What is asked
(A) Answer these questions from the text on memoranda of agreement below, one answer per line and labeled to match:
(i) What makes an MOA a legal document?
(ii) What is an MOU used to describe?
(iii) How many steps does the text say to follow when completing an MOA?
(B) Reproduce the part of the text on memoranda of agreement below starting at "Even though it" and ending at "the agreed objectives.".

A memorandum of agreement, or MOA, is a legal document describing a business partnership between two parties that have agreed to cooperate to meet an agreed objective or complete a project. The memorandum lays out the agreed terms and outlines the steps to reach the desired goal of the agreement.
MOAs are usually used when money is involved, but that is not always the case.
It is considered a legal document because of its signatures. Still, it is less formal than a contract and more formal than a verbal agreement. In business it can be used for:
A memorandum of agreement is not the same thing as a memorandum of understanding (MOU). An MOU is used to describe each party's point of view about a project before entering into it.
Here’s an article about MOAs.
What Should Be in a Memorandum of Agreement?
Even though it is less than a formal contract, there are certain sections you want to make sure are included when completing an MOA. Some of these sections include:
- Purpose of the agreement
- names of parties involved
- scope of work
- any financial obligations
- dates of agreement
- any key contacts
- Detailed outline of roles and responsibilities, delineated by the person responsible
- Length or duration of the agreement
- Modification and termination
- Signatures of principals
Steps to Completing a Memorandum of Agreement
Below are 5 Steps to follow when completing an MOA:
- Step 1: Decide and define the parties. You need to consider who will sign the MOA and who else will be cooperatively working together. This includes anyone who may be involved in completing the agreed objectives.

Record set

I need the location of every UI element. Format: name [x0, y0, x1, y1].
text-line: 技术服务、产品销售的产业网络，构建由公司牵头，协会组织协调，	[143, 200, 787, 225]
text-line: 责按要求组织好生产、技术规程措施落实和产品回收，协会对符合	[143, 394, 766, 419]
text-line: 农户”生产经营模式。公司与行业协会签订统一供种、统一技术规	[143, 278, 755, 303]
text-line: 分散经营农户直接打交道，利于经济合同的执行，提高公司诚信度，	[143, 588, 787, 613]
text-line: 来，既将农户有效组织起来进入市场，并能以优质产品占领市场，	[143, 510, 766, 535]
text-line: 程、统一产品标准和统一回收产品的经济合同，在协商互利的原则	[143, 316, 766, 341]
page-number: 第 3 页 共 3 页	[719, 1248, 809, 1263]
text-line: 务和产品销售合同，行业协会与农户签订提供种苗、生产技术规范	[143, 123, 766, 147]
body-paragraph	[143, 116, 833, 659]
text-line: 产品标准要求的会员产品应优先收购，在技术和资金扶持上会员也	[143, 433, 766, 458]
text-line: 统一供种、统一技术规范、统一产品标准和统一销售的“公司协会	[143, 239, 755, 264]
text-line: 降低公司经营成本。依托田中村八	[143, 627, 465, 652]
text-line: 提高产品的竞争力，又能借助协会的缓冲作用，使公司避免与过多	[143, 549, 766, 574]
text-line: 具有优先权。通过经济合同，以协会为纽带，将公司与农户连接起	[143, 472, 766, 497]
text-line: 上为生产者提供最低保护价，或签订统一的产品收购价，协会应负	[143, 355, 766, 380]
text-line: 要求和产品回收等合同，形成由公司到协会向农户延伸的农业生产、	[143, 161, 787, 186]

Answers per task
(A)
(i) Its signatures.
(ii) Each party's point of view about a project before entering into it.
(iii) 5.

(B)
Even though it is less than a formal contract, there are certain sections you want to make sure are included when completing an MOA. Some of these sections include:
- Purpose of the agreement
- names of parties involved
- scope of work
- any financial obligations
- dates of agreement
- any key contacts
- Detailed outline of roles and responsibilities, delineated by the person responsible
- Length or duration of the agreement
- Modification and termination
- Signatures of principals
Steps to Completing a Memorandum of Agreement
Below are 5 Steps to follow when completing an MOA:
- Step 1: Decide and define the parties. You need to consider who will sign the MOA and who else will be cooperatively working together. This includes anyone who may be involved in completing the agreed objectives.